» **Dataset content**:

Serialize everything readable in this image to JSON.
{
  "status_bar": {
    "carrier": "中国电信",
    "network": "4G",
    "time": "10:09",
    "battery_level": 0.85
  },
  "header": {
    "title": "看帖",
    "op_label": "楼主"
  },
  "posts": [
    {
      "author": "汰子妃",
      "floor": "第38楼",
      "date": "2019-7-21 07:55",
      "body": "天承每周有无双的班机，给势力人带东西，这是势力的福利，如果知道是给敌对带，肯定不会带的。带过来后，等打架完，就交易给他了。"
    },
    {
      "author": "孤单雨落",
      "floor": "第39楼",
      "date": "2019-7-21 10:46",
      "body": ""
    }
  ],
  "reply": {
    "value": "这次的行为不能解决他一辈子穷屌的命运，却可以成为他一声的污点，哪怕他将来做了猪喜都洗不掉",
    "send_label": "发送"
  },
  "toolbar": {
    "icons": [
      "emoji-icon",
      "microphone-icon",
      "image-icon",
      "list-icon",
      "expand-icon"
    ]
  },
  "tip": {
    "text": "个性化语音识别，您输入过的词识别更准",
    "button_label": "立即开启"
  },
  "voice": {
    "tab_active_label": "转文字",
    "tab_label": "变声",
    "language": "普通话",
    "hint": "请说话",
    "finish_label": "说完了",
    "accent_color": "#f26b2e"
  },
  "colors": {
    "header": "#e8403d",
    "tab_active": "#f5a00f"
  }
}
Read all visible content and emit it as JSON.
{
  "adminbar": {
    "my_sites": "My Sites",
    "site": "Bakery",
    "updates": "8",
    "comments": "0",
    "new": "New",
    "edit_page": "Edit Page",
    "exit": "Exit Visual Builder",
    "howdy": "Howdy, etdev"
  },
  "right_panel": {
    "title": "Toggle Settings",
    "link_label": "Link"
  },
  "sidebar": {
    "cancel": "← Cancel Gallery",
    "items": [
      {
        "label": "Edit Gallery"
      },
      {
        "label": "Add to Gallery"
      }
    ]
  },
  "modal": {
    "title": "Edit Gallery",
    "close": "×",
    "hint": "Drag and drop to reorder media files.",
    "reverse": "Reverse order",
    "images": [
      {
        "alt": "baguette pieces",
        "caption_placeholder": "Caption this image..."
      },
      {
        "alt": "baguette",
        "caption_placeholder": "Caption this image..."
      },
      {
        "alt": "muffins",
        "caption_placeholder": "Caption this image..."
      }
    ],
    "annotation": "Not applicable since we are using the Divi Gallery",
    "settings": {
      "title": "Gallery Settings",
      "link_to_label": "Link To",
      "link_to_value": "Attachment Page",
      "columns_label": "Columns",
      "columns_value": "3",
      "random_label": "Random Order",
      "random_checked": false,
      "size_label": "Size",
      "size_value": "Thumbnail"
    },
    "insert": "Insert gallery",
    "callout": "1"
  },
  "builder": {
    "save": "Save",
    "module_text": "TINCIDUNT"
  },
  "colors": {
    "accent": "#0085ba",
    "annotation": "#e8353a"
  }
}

» **Direction**: State the number of lines in the data that include the string "hint", and add nothing else.

» **The reply**: 2